*Exercise aim*: Send back the entries below exactly as they appear.

------ Records for processing

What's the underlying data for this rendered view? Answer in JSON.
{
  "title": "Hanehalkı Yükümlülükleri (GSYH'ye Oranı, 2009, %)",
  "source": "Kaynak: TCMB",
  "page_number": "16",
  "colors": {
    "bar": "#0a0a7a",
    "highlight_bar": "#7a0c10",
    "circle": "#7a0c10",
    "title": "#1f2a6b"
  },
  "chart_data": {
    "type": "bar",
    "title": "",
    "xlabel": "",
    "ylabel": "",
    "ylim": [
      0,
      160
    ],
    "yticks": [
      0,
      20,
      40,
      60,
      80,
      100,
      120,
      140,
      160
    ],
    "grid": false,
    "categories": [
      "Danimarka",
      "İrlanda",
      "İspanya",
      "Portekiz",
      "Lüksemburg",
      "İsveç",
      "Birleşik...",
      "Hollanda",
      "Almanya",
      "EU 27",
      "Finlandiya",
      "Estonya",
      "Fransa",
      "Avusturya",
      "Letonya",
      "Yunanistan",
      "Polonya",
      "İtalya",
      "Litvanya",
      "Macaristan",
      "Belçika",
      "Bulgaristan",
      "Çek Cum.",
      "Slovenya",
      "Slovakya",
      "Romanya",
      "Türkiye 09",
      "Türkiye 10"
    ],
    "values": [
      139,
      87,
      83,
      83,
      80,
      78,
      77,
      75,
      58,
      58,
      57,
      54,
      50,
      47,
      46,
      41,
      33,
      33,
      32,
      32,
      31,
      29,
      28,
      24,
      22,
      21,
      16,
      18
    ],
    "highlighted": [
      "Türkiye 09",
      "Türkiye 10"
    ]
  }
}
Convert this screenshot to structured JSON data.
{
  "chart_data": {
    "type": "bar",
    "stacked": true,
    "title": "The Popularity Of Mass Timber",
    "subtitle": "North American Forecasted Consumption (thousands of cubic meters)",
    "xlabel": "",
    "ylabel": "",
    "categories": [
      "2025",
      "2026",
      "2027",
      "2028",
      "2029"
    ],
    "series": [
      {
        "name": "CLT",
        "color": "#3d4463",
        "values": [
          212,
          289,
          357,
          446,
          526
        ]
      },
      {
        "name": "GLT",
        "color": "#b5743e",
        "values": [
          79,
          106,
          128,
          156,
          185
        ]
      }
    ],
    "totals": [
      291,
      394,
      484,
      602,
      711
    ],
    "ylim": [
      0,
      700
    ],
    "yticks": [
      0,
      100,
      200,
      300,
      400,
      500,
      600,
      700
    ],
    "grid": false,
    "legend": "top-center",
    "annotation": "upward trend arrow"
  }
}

------------

*Result of the exercise*:
What's the underlying data for this rendered view? Answer in JSON.
{
  "title": "Hanehalkı Yükümlülükleri (GSYH'ye Oranı, 2009, %)",
  "source": "Kaynak: TCMB",
  "page_number": "16",
  "colors": {
    "bar": "#0a0a7a",
    "highlight_bar": "#7a0c10",
    "circle": "#7a0c10",
    "title": "#1f2a6b"
  },
  "chart_data": {
    "type": "bar",
    "title": "",
    "xlabel": "",
    "ylabel": "",
    "ylim": [
      0,
      160
    ],
    "yticks": [
      0,
      20,
      40,
      60,
      80,
      100,
      120,
      140,
      160
    ],
    "grid": false,
    "categories": [
      "Danimarka",
      "İrlanda",
      "İspanya",
      "Portekiz",
      "Lüksemburg",
      "İsveç",
      "Birleşik...",
      "Hollanda",
      "Almanya",
      "EU 27",
      "Finlandiya",
      "Estonya",
      "Fransa",
      "Avusturya",
      "Letonya",
      "Yunanistan",
      "Polonya",
      "İtalya",
      "Litvanya",
      "Macaristan",
      "Belçika",
      "Bulgaristan",
      "Çek Cum.",
      "Slovenya",
      "Slovakya",
      "Romanya",
      "Türkiye 09",
      "Türkiye 10"
    ],
    "values": [
      139,
      87,
      83,
      83,
      80,
      78,
      77,
      75,
      58,
      58,
      57,
      54,
      50,
      47,
      46,
      41,
      33,
      33,
      32,
      32,
      31,
      29,
      28,
      24,
      22,
      21,
      16,
      18
    ],
    "highlighted": [
      "Türkiye 09",
      "Türkiye 10"
    ]
  }
}
Convert this screenshot to structured JSON data.
{
  "chart_data": {
    "type": "bar",
    "stacked": true,
    "title": "The Popularity Of Mass Timber",
    "subtitle": "North American Forecasted Consumption (thousands of cubic meters)",
    "xlabel": "",
    "ylabel": "",
    "categories": [
      "2025",
      "2026",
      "2027",
      "2028",
      "2029"
    ],
    "series": [
      {
        "name": "CLT",
        "color": "#3d4463",
        "values": [
          212,
          289,
          357,
          446,
          526
        ]
      },
      {
        "name": "GLT",
        "color": "#b5743e",
        "values": [
          79,
          106,
          128,
          156,
          185
        ]
      }
    ],
    "totals": [
      291,
      394,
      484,
      602,
      711
    ],
    "ylim": [
      0,
      700
    ],
    "yticks": [
      0,
      100,
      200,
      300,
      400,
      500,
      600,
      700
    ],
    "grid": false,
    "legend": "top-center",
    "annotation": "upward trend arrow"
  }
}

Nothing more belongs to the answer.